(Rows from a figure dataset)
.....
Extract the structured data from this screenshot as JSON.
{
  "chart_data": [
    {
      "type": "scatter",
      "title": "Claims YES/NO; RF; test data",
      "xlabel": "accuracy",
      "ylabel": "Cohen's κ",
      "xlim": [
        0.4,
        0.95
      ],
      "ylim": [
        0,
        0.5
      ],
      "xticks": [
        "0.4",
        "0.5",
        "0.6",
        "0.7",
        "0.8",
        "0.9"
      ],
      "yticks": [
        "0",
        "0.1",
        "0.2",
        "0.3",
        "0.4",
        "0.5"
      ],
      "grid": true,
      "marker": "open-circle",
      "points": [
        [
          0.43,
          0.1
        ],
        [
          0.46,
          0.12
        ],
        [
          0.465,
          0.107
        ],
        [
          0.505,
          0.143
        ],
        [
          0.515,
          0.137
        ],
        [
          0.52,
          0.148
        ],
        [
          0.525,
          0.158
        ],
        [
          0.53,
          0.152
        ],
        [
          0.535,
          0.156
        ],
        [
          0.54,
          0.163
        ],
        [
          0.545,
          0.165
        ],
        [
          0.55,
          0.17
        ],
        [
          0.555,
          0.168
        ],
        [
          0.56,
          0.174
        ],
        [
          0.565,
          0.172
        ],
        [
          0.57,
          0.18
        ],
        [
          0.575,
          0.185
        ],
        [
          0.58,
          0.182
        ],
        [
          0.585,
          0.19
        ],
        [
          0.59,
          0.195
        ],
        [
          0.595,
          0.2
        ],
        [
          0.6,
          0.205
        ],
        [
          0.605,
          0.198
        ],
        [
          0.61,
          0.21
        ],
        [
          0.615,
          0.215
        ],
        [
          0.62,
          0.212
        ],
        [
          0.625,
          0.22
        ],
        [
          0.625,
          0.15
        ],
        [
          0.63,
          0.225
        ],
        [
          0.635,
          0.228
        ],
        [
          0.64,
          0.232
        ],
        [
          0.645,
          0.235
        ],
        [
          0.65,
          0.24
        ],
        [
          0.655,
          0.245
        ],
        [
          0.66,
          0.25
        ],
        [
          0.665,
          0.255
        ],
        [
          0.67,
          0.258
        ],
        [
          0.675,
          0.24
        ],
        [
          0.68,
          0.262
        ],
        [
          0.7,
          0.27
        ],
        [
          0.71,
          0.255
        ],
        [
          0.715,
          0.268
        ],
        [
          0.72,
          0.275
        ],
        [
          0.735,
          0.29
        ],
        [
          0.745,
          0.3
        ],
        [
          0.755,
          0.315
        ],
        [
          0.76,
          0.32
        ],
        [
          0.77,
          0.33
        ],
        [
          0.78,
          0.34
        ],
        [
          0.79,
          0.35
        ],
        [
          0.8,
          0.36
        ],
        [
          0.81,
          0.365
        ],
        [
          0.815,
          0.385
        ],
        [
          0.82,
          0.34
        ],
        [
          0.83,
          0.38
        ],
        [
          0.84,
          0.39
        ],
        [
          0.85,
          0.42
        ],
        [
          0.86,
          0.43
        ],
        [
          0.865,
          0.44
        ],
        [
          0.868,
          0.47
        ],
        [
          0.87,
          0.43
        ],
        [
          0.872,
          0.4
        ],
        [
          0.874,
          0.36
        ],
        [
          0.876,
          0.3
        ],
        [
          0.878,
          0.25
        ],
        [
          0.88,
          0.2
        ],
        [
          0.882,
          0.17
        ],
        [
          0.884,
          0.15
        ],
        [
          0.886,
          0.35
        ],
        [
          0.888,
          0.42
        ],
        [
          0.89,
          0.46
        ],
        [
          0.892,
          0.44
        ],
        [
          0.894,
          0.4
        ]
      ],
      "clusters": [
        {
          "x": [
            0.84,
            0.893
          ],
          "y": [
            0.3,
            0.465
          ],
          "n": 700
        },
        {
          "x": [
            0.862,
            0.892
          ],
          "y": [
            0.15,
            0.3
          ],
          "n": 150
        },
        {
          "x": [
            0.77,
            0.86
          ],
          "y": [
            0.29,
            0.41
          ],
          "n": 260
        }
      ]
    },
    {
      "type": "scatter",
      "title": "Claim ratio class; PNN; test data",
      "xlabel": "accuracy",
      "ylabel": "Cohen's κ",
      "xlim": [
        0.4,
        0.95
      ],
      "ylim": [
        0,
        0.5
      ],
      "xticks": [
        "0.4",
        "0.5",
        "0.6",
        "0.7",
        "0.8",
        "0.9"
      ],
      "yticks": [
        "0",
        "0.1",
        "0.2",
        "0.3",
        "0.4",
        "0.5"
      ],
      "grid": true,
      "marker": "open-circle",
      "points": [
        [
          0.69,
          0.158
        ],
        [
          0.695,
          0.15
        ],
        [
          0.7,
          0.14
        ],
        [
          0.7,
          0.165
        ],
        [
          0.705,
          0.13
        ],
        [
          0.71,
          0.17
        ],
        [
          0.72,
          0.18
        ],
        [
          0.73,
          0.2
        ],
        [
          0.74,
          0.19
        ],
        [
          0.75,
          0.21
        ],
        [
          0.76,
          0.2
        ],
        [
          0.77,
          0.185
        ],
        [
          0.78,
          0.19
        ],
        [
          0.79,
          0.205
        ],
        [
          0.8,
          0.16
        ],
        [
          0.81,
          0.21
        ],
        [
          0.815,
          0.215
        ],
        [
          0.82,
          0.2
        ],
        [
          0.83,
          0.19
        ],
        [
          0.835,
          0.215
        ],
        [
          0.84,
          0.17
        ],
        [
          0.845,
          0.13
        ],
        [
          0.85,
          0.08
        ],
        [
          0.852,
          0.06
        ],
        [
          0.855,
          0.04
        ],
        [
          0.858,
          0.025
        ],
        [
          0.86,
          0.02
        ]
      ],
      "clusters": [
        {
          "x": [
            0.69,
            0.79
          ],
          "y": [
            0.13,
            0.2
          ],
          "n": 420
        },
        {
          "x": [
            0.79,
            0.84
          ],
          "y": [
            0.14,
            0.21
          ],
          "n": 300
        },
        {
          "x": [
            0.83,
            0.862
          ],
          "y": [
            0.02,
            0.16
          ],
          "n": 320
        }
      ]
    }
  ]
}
.....
Copy all the entries verbatim.

▸ **Response to this exercise**
Extract the structured data from this screenshot as JSON.
{
  "chart_data": [
    {
      "type": "scatter",
      "title": "Claims YES/NO; RF; test data",
      "xlabel": "accuracy",
      "ylabel": "Cohen's κ",
      "xlim": [
        0.4,
        0.95
      ],
      "ylim": [
        0,
        0.5
      ],
      "xticks": [
        "0.4",
        "0.5",
        "0.6",
        "0.7",
        "0.8",
        "0.9"
      ],
      "yticks": [
        "0",
        "0.1",
        "0.2",
        "0.3",
        "0.4",
        "0.5"
      ],
      "grid": true,
      "marker": "open-circle",
      "points": [
        [
          0.43,
          0.1
        ],
        [
          0.46,
          0.12
        ],
        [
          0.465,
          0.107
        ],
        [
          0.505,
          0.143
        ],
        [
          0.515,
          0.137
        ],
        [
          0.52,
          0.148
        ],
        [
          0.525,
          0.158
        ],
        [
          0.53,
          0.152
        ],
        [
          0.535,
          0.156
        ],
        [
          0.54,
          0.163
        ],
        [
          0.545,
          0.165
        ],
        [
          0.55,
          0.17
        ],
        [
          0.555,
          0.168
        ],
        [
          0.56,
          0.174
        ],
        [
          0.565,
          0.172
        ],
        [
          0.57,
          0.18
        ],
        [
          0.575,
          0.185
        ],
        [
          0.58,
          0.182
        ],
        [
          0.585,
          0.19
        ],
        [
          0.59,
          0.195
        ],
        [
          0.595,
          0.2
        ],
        [
          0.6,
          0.205
        ],
        [
          0.605,
          0.198
        ],
        [
          0.61,
          0.21
        ],
        [
          0.615,
          0.215
        ],
        [
          0.62,
          0.212
        ],
        [
          0.625,
          0.22
        ],
        [
          0.625,
          0.15
        ],
        [
          0.63,
          0.225
        ],
        [
          0.635,
          0.228
        ],
        [
          0.64,
          0.232
        ],
        [
          0.645,
          0.235
        ],
        [
          0.65,
          0.24
        ],
        [
          0.655,
          0.245
        ],
        [
          0.66,
          0.25
        ],
        [
          0.665,
          0.255
        ],
        [
          0.67,
          0.258
        ],
        [
          0.675,
          0.24
        ],
        [
          0.68,
          0.262
        ],
        [
          0.7,
          0.27
        ],
        [
          0.71,
          0.255
        ],
        [
          0.715,
          0.268
        ],
        [
          0.72,
          0.275
        ],
        [
          0.735,
          0.29
        ],
        [
          0.745,
          0.3
        ],
        [
          0.755,
          0.315
        ],
        [
          0.76,
          0.32
        ],
        [
          0.77,
          0.33
        ],
        [
          0.78,
          0.34
        ],
        [
          0.79,
          0.35
        ],
        [
          0.8,
          0.36
        ],
        [
          0.81,
          0.365
        ],
        [
          0.815,
          0.385
        ],
        [
          0.82,
          0.34
        ],
        [
          0.83,
          0.38
        ],
        [
          0.84,
          0.39
        ],
        [
          0.85,
          0.42
        ],
        [
          0.86,
          0.43
        ],
        [
          0.865,
          0.44
        ],
        [
          0.868,
          0.47
        ],
        [
          0.87,
          0.43
        ],
        [
          0.872,
          0.4
        ],
        [
          0.874,
          0.36
        ],
        [
          0.876,
          0.3
        ],
        [
          0.878,
          0.25
        ],
        [
          0.88,
          0.2
        ],
        [
          0.882,
          0.17
        ],
        [
          0.884,
          0.15
        ],
        [
          0.886,
          0.35
        ],
        [
          0.888,
          0.42
        ],
        [
          0.89,
          0.46
        ],
        [
          0.892,
          0.44
        ],
        [
          0.894,
          0.4
        ]
      ],
      "clusters": [
        {
          "x": [
            0.84,
            0.893
          ],
          "y": [
            0.3,
            0.465
          ],
          "n": 700
        },
        {
          "x": [
            0.862,
            0.892
          ],
          "y": [
            0.15,
            0.3
          ],
          "n": 150
        },
        {
          "x": [
            0.77,
            0.86
          ],
          "y": [
            0.29,
            0.41
          ],
          "n": 260
        }
      ]
    },
    {
      "type": "scatter",
      "title": "Claim ratio class; PNN; test data",
      "xlabel": "accuracy",
      "ylabel": "Cohen's κ",
      "xlim": [
        0.4,
        0.95
      ],
      "ylim": [
        0,
        0.5
      ],
      "xticks": [
        "0.4",
        "0.5",
        "0.6",
        "0.7",
        "0.8",
        "0.9"
      ],
      "yticks": [
        "0",
        "0.1",
        "0.2",
        "0.3",
        "0.4",
        "0.5"
      ],
      "grid": true,
      "marker": "open-circle",
      "points": [
        [
          0.69,
          0.158
        ],
        [
          0.695,
          0.15
        ],
        [
          0.7,
          0.14
        ],
        [
          0.7,
          0.165
        ],
        [
          0.705,
          0.13
        ],
        [
          0.71,
          0.17
        ],
        [
          0.72,
          0.18
        ],
        [
          0.73,
          0.2
        ],
        [
          0.74,
          0.19
        ],
        [
          0.75,
          0.21
        ],
        [
          0.76,
          0.2
        ],
        [
          0.77,
          0.185
        ],
        [
          0.78,
          0.19
        ],
        [
          0.79,
          0.205
        ],
        [
          0.8,
          0.16
        ],
        [
          0.81,
          0.21
        ],
        [
          0.815,
          0.215
        ],
        [
          0.82,
          0.2
        ],
        [
          0.83,
          0.19
        ],
        [
          0.835,
          0.215
        ],
        [
          0.84,
          0.17
        ],
        [
          0.845,
          0.13
        ],
        [
          0.85,
          0.08
        ],
        [
          0.852,
          0.06
        ],
        [
          0.855,
          0.04
        ],
        [
          0.858,
          0.025
        ],
        [
          0.86,
          0.02
        ]
      ],
      "clusters": [
        {
          "x": [
            0.69,
            0.79
          ],
          "y": [
            0.13,
            0.2
          ],
          "n": 420
        },
        {
          "x": [
            0.79,
            0.84
          ],
          "y": [
            0.14,
            0.21
          ],
          "n": 300
        },
        {
          "x": [
            0.83,
            0.862
          ],
          "y": [
            0.02,
            0.16
          ],
          "n": 320
        }
      ]
    }
  ]
}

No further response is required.